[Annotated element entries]
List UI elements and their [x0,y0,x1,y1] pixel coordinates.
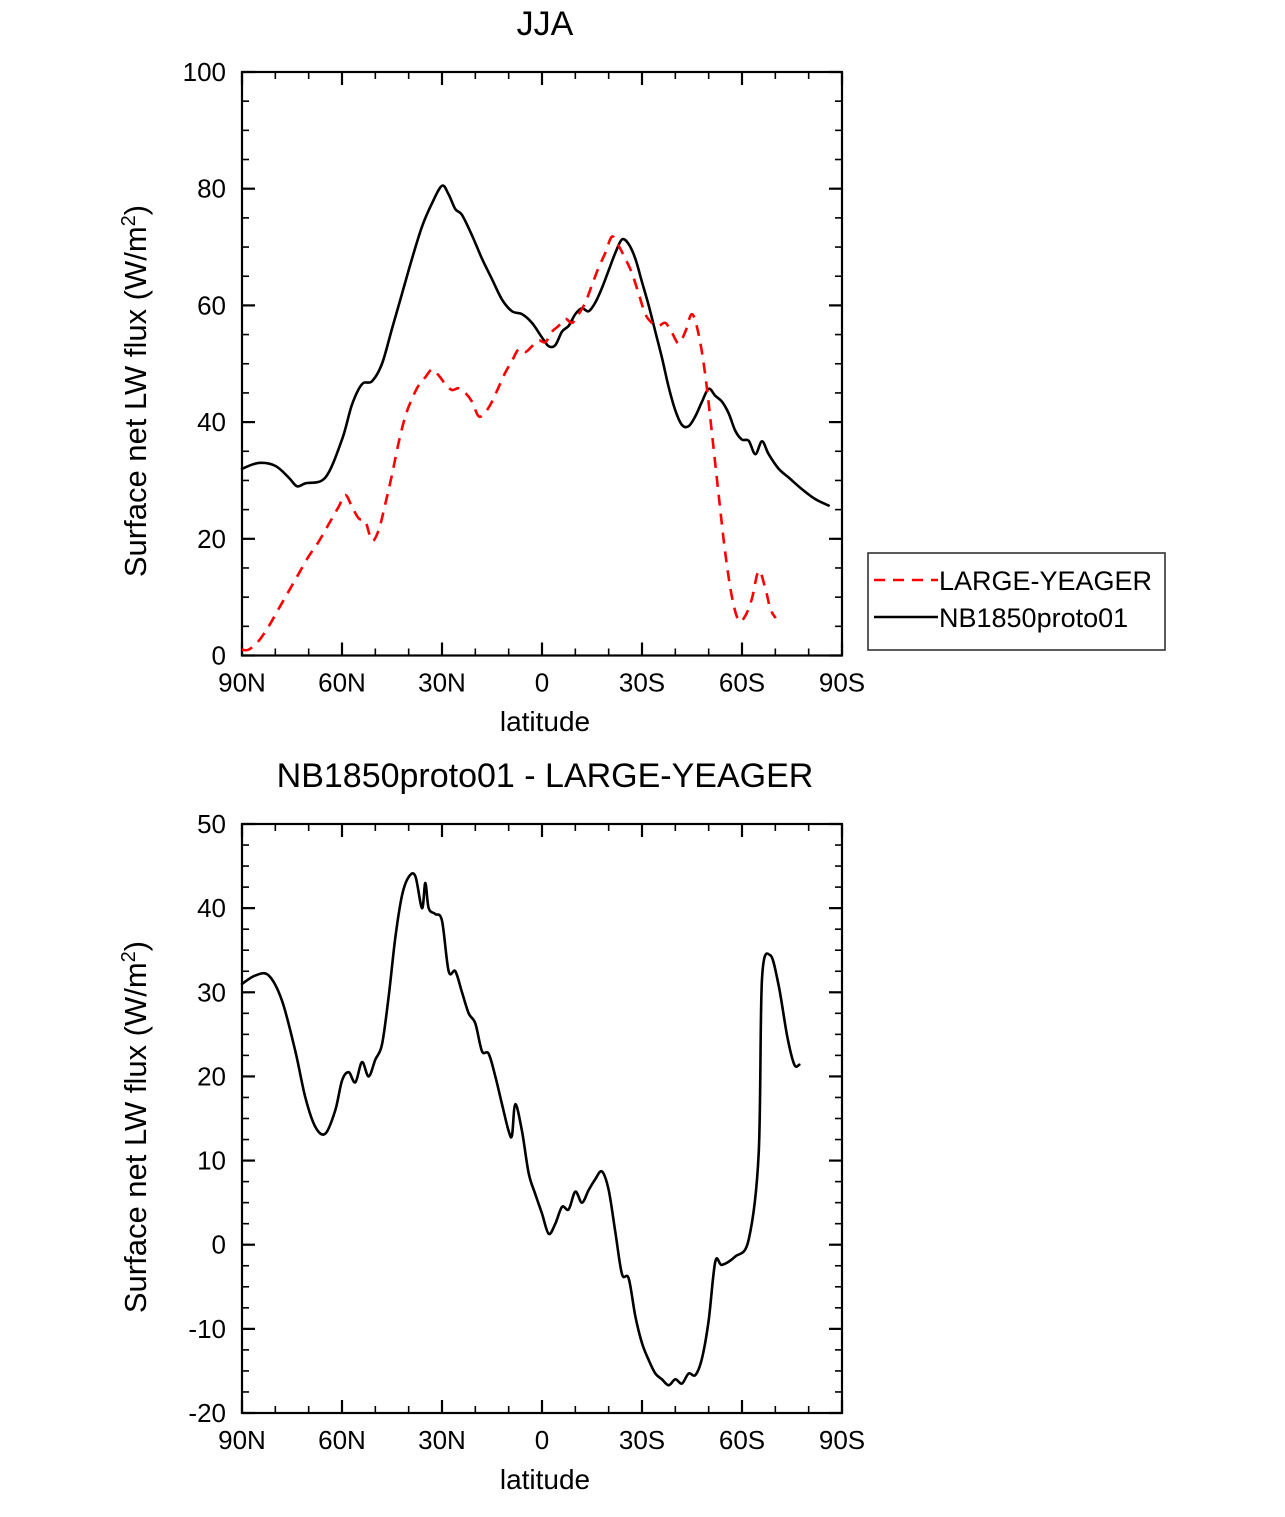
svg-text:60S: 60S [719,668,765,698]
svg-text:90S: 90S [819,1425,865,1455]
svg-text:0: 0 [535,668,549,698]
svg-text:0: 0 [212,1230,226,1260]
svg-text:90S: 90S [819,668,865,698]
svg-text:Surface net LW flux (W/m2): Surface net LW flux (W/m2) [118,205,153,577]
svg-text:60N: 60N [318,1425,366,1455]
svg-text:40: 40 [197,407,226,437]
svg-text:NB1850proto01: NB1850proto01 [939,603,1128,633]
svg-text:30N: 30N [418,1425,466,1455]
svg-text:10: 10 [197,1146,226,1176]
svg-text:20: 20 [197,524,226,554]
svg-text:-10: -10 [188,1314,226,1344]
svg-text:JJA: JJA [517,5,574,43]
svg-text:0: 0 [212,641,226,671]
svg-text:100: 100 [183,57,226,87]
svg-text:NB1850proto01 - LARGE-YEAGER: NB1850proto01 - LARGE-YEAGER [277,757,814,795]
svg-text:-20: -20 [188,1398,226,1428]
svg-text:60N: 60N [318,668,366,698]
svg-text:60S: 60S [719,1425,765,1455]
svg-text:LARGE-YEAGER: LARGE-YEAGER [939,566,1152,596]
svg-text:latitude: latitude [500,1464,590,1495]
svg-text:0: 0 [535,1425,549,1455]
svg-text:60: 60 [197,290,226,320]
svg-text:30: 30 [197,977,226,1007]
svg-text:20: 20 [197,1061,226,1091]
svg-text:90N: 90N [218,668,266,698]
svg-text:80: 80 [197,174,226,204]
svg-text:30S: 30S [619,668,665,698]
svg-text:30N: 30N [418,668,466,698]
svg-text:40: 40 [197,893,226,923]
svg-text:Surface net LW flux (W/m2): Surface net LW flux (W/m2) [118,941,153,1313]
svg-text:latitude: latitude [500,706,590,737]
svg-text:30S: 30S [619,1425,665,1455]
svg-text:90N: 90N [218,1425,266,1455]
svg-text:50: 50 [197,809,226,839]
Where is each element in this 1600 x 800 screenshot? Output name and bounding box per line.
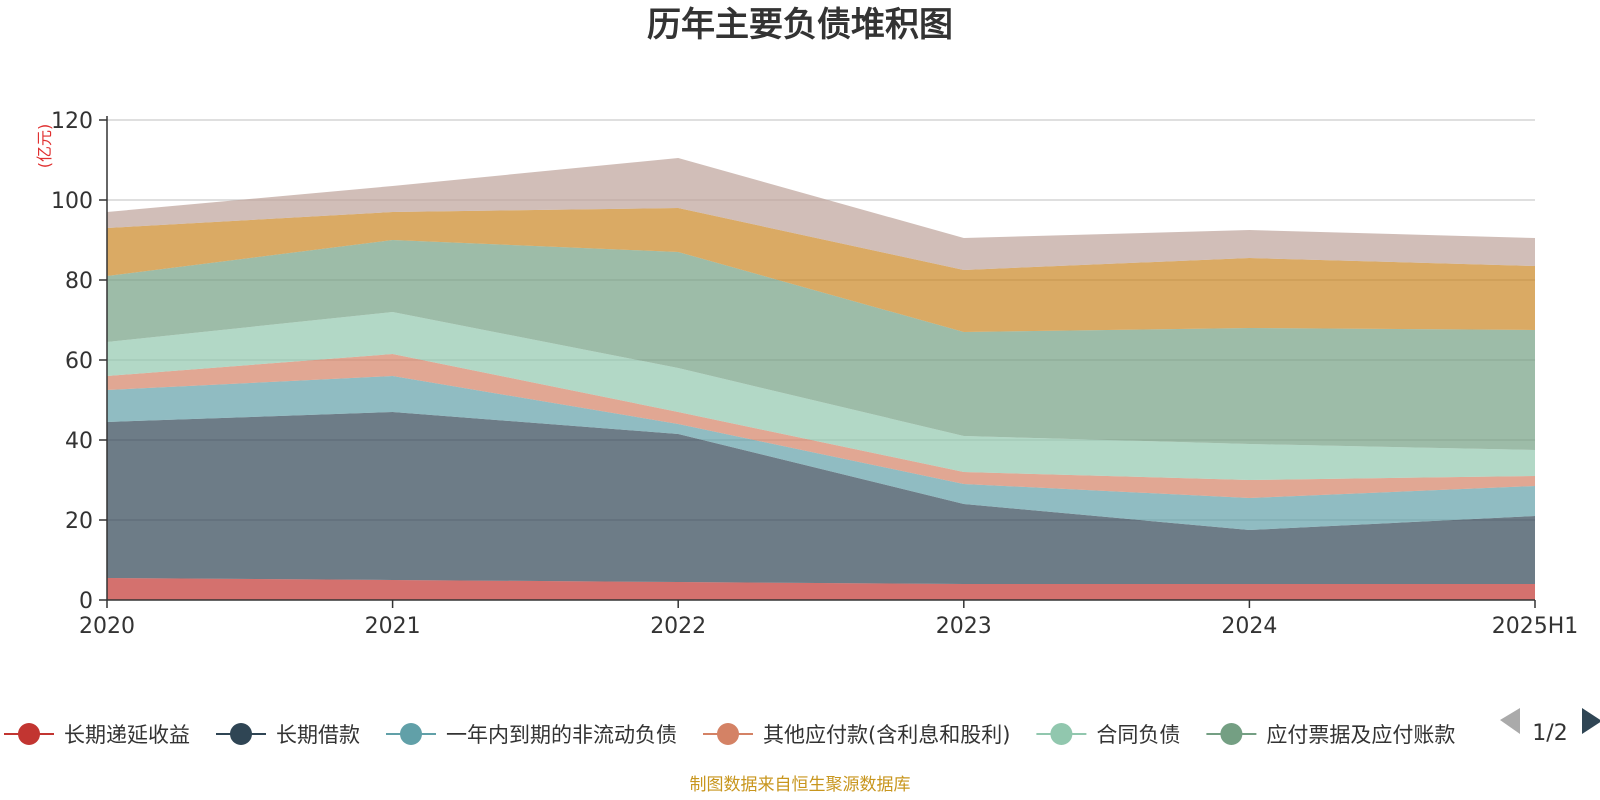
area-series-1 — [107, 412, 1535, 584]
legend-marker-icon — [717, 723, 739, 745]
x-tick-label: 2022 — [650, 614, 706, 639]
legend-item[interactable]: 合同负债 — [1036, 723, 1180, 747]
axes: 0 20 40 60 80 100 120 2020 2021 2022 2023 2024 2025H… — [51, 109, 1578, 639]
y-tick-label: 0 — [79, 589, 93, 614]
y-tick-label: 20 — [65, 509, 93, 534]
y-axis-unit: (亿元) — [35, 124, 54, 169]
legend-label: 其他应付款(含利息和股利) — [763, 723, 1010, 747]
area-series-6 — [107, 208, 1535, 332]
legend-item[interactable]: 长期借款 — [216, 723, 360, 747]
legend-item[interactable]: 其他应付款(含利息和股利) — [703, 723, 1010, 747]
legend-marker-icon — [1050, 723, 1073, 745]
legend-item[interactable]: 一年内到期的非流动负债 — [386, 723, 677, 747]
legend-label: 合同负债 — [1096, 723, 1180, 747]
stacked-areas — [107, 158, 1535, 600]
x-tick-label: 2025H1 — [1492, 614, 1579, 639]
source-note: 制图数据来自恒生聚源数据库 — [690, 775, 911, 795]
legend-pager: 1/2 — [1500, 708, 1600, 746]
legend-prev-icon[interactable] — [1500, 708, 1520, 734]
y-tick-label: 60 — [65, 349, 93, 374]
y-tick-label: 100 — [51, 189, 93, 214]
chart-title: 历年主要负债堆积图 — [647, 5, 953, 45]
area-series-0 — [107, 578, 1535, 600]
legend-label: 应付票据及应付账款 — [1266, 723, 1455, 747]
legend-page-indicator: 1/2 — [1532, 721, 1567, 746]
y-tick-label: 120 — [51, 109, 93, 134]
y-tick-label: 80 — [65, 269, 93, 294]
legend-item[interactable]: 应付票据及应付账款 — [1206, 723, 1455, 747]
legend: 长期递延收益 长期借款 一年内到期的非流动负债 其他应付款(含利息和股利) 合同负债 应付… — [4, 723, 1455, 747]
area-series-3 — [107, 354, 1535, 498]
x-tick-label: 2023 — [936, 614, 992, 639]
x-tick-label: 2024 — [1221, 614, 1277, 639]
legend-marker-icon — [230, 723, 252, 745]
x-tick-label: 2021 — [365, 614, 421, 639]
legend-label: 长期借款 — [276, 723, 360, 747]
x-tick-label: 2020 — [79, 614, 135, 639]
legend-item[interactable]: 长期递延收益 — [4, 723, 190, 747]
legend-label: 一年内到期的非流动负债 — [446, 723, 677, 747]
area-series-2 — [107, 376, 1535, 530]
area-series-5 — [107, 240, 1535, 450]
y-tick-label: 40 — [65, 429, 93, 454]
legend-marker-icon — [18, 723, 40, 745]
legend-label: 长期递延收益 — [64, 723, 190, 747]
area-series-7 — [107, 158, 1535, 270]
legend-marker-icon — [1220, 723, 1243, 745]
area-series-4 — [107, 312, 1535, 480]
legend-next-icon[interactable] — [1582, 708, 1600, 734]
legend-marker-icon — [400, 723, 422, 745]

**SET PROBLEM:** Express all the lines above as a Markdown table with the columns Row and Line, numbering the rows and skipping blank lines. Leave the pictures out.

**SOLUTION:**
| Row | Line |
|---|---|
| 1 | List UI elements and their [x0,y0,x1,y1] pixel coordinates. |
| 2 | svg-text:60S: 60S [719,668,765,698] |
| 3 | svg-text:90S: 90S [819,1425,865,1455] |
| 4 | svg-text:0: 0 [535,668,549,698] |
| 5 | svg-text:0: 0 [212,1230,226,1260] |
| 6 | svg-text:90S: 90S [819,668,865,698] |
| 7 | svg-text:Surface net LW flux (W/m2): Surface net LW flux (W/m2) [118,205,153,577] |
| 8 | svg-text:60N: 60N [318,1425,366,1455] |
| 9 | svg-text:40: 40 [197,407,226,437] |
| 10 | svg-text:NB1850proto01: NB1850proto01 [939,603,1128,633] |
| 11 | svg-text:30N: 30N [418,1425,466,1455] |
| 12 | svg-text:10: 10 [197,1146,226,1176] |
| 13 | svg-text:20: 20 [197,524,226,554] |
| 14 | svg-text:-10: -10 [188,1314,226,1344] |
| 15 | svg-text:JJA: JJA [517,5,574,43] |
| 16 | svg-text:0: 0 [212,641,226,671] |
| 17 | svg-text:100: 100 [183,57,226,87] |
| 18 | svg-text:NB1850proto01 - LARGE-YEAGER: NB1850proto01 - LARGE-YEAGER [277,757,814,795] |
| 19 | svg-text:-20: -20 [188,1398,226,1428] |
| 20 | svg-text:60N: 60N [318,668,366,698] |
| 21 | svg-text:60S: 60S [719,1425,765,1455] |
| 22 | svg-text:LARGE-YEAGER: LARGE-YEAGER [939,566,1152,596] |
| 23 | svg-text:latitude: latitude [500,1464,590,1495] |
| 24 | svg-text:0: 0 [535,1425,549,1455] |
| 25 | svg-text:60: 60 [197,290,226,320] |
| 26 | svg-text:30: 30 [197,977,226,1007] |
| 27 | svg-text:20: 20 [197,1061,226,1091] |
| 28 | svg-text:90N: 90N [218,668,266,698] |
| 29 | svg-text:80: 80 [197,174,226,204] |
| 30 | svg-text:30S: 30S [619,668,665,698] |
| 31 | svg-text:30N: 30N [418,668,466,698] |
| 32 | svg-text:40: 40 [197,893,226,923] |
| 33 | svg-text:Surface net LW flux (W/m2): Surface net LW flux (W/m2) [118,941,153,1313] |
| 34 | svg-text:latitude: latitude [500,706,590,737] |
| 35 | svg-text:30S: 30S [619,1425,665,1455] |
| 36 | svg-text:90N: 90N [218,1425,266,1455] |
| 37 | svg-text:50: 50 [197,809,226,839] |
| 38 | Where is each element in this 1600 x 800 screenshot? Output name and bounding box per line. |
| 39 | area-series-1 — [107, 412, 1535, 584] |
| 40 | legend-marker-icon — [717, 723, 739, 745] |
| 41 | x-tick-label: 2022 — [650, 614, 706, 639] |
| 42 | legend-item[interactable]: 合同负债 — [1036, 723, 1180, 747] |
| 43 | axes: 0 20 40 60 80 100 120 2020 2021 2022 2023 2024 2025H… — [51, 109, 1578, 639] |
| 44 | y-tick-label: 0 — [79, 589, 93, 614] |
| 45 | y-tick-label: 20 — [65, 509, 93, 534] |
| 46 | y-axis-unit: (亿元) — [35, 124, 54, 169] |
| 47 | legend-label: 其他应付款(含利息和股利) — [763, 723, 1010, 747] |
| 48 | area-series-6 — [107, 208, 1535, 332] |
| 49 | legend-item[interactable]: 长期借款 — [216, 723, 360, 747] |
| 50 | legend-item[interactable]: 其他应付款(含利息和股利) — [703, 723, 1010, 747] |
| 51 | legend-marker-icon — [1050, 723, 1073, 745] |
| 52 | legend-item[interactable]: 一年内到期的非流动负债 — [386, 723, 677, 747] |
| 53 | legend-label: 合同负债 — [1096, 723, 1180, 747] |
| 54 | stacked-areas — [107, 158, 1535, 600] |
| 55 | x-tick-label: 2025H1 — [1492, 614, 1579, 639] |
| 56 | source-note: 制图数据来自恒生聚源数据库 — [690, 775, 911, 795] |
| 57 | legend-pager: 1/2 — [1500, 708, 1600, 746] |
| 58 | legend-prev-icon[interactable] — [1500, 708, 1520, 734] |
| 59 | y-tick-label: 60 — [65, 349, 93, 374] |
| 60 | y-tick-label: 100 — [51, 189, 93, 214] |
| 61 | chart-title: 历年主要负债堆积图 — [647, 5, 953, 45] |
| 62 | area-series-0 — [107, 578, 1535, 600] |
| 63 | legend-label: 应付票据及应付账款 — [1266, 723, 1455, 747] |
| 64 | legend-page-indicator: 1/2 — [1532, 721, 1567, 746] |
| 65 | y-tick-label: 120 — [51, 109, 93, 134] |
| 66 | y-tick-label: 80 — [65, 269, 93, 294] |
| 67 | legend-item[interactable]: 应付票据及应付账款 — [1206, 723, 1455, 747] |
| 68 | legend: 长期递延收益 长期借款 一年内到期的非流动负债 其他应付款(含利息和股利) 合同负债 应付… — [4, 723, 1455, 747] |
| 69 | area-series-3 — [107, 354, 1535, 498] |
| 70 | x-tick-label: 2023 — [936, 614, 992, 639] |
| 71 | x-tick-label: 2024 — [1221, 614, 1277, 639] |
| 72 | legend-marker-icon — [230, 723, 252, 745] |
| 73 | x-tick-label: 2021 — [365, 614, 421, 639] |
| 74 | legend-label: 长期借款 — [276, 723, 360, 747] |
| 75 | x-tick-label: 2020 — [79, 614, 135, 639] |
| 76 | legend-item[interactable]: 长期递延收益 — [4, 723, 190, 747] |
| 77 | legend-label: 一年内到期的非流动负债 — [446, 723, 677, 747] |
| 78 | area-series-2 — [107, 376, 1535, 530] |
| 79 | area-series-5 — [107, 240, 1535, 450] |
| 80 | y-tick-label: 40 — [65, 429, 93, 454] |
| 81 | legend-marker-icon — [18, 723, 40, 745] |
| 82 | legend-label: 长期递延收益 — [64, 723, 190, 747] |
| 83 | area-series-7 — [107, 158, 1535, 270] |
| 84 | legend-marker-icon — [1220, 723, 1243, 745] |
| 85 | area-series-4 — [107, 312, 1535, 480] |
| 86 | legend-next-icon[interactable] — [1582, 708, 1600, 734] |
| 87 | legend-marker-icon — [400, 723, 422, 745] |